>> Begin Data for this task

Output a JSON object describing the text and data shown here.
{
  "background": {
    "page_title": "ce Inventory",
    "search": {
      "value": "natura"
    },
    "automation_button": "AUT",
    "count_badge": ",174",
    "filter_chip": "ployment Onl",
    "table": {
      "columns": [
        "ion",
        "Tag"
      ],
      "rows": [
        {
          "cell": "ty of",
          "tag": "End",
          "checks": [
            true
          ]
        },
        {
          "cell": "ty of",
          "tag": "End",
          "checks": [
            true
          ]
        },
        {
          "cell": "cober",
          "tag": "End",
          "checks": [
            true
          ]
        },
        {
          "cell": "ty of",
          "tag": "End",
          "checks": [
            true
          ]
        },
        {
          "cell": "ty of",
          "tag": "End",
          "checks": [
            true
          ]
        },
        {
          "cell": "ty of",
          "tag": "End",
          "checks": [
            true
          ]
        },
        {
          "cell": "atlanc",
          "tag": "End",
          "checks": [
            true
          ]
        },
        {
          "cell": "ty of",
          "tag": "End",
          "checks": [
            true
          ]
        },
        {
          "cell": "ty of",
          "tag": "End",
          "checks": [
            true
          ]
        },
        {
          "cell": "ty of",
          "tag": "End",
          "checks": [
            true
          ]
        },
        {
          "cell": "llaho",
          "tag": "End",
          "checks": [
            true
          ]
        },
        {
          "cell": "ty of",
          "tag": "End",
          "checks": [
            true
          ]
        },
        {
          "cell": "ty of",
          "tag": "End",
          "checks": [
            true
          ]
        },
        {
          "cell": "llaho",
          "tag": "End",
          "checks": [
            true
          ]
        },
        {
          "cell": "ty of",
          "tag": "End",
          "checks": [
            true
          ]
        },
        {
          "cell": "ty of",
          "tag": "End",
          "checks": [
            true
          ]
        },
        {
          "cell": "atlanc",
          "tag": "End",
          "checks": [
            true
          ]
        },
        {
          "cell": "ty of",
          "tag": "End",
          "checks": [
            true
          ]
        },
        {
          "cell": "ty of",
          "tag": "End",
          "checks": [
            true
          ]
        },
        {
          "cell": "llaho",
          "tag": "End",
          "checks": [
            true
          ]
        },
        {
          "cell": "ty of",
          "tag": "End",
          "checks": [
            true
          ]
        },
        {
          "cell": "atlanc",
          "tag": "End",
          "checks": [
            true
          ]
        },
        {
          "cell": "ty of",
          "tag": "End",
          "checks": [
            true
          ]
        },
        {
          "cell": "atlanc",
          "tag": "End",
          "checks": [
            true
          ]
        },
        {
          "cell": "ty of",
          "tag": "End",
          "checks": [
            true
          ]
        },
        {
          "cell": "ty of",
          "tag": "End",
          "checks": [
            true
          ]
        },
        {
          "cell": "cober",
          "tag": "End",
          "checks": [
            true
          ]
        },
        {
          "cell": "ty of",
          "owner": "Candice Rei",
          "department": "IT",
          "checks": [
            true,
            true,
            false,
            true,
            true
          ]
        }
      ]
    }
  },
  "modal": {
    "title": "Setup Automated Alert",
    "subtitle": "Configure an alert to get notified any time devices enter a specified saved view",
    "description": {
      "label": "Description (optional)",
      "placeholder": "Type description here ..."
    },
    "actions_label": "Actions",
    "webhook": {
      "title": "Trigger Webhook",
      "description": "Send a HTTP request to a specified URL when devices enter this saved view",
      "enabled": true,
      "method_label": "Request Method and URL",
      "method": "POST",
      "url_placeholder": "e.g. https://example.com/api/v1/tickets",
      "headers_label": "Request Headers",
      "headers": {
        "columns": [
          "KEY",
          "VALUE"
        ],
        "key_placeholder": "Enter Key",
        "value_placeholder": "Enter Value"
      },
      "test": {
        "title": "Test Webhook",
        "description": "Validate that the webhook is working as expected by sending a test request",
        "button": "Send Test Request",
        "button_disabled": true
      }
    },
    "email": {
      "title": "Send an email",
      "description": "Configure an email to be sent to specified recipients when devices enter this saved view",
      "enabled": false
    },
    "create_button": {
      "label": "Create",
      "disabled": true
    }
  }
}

>> End Data for this task

* The problem:
Go through the entries above and copy every line containing "view".

* Answer to the exercise:
    "subtitle": "Configure an alert to get notified any time devices enter a specified saved view",
      "description": "Send a HTTP request to a specified URL when devices enter this saved view",
      "description": "Configure an email to be sent to specified recipients when devices enter this saved view",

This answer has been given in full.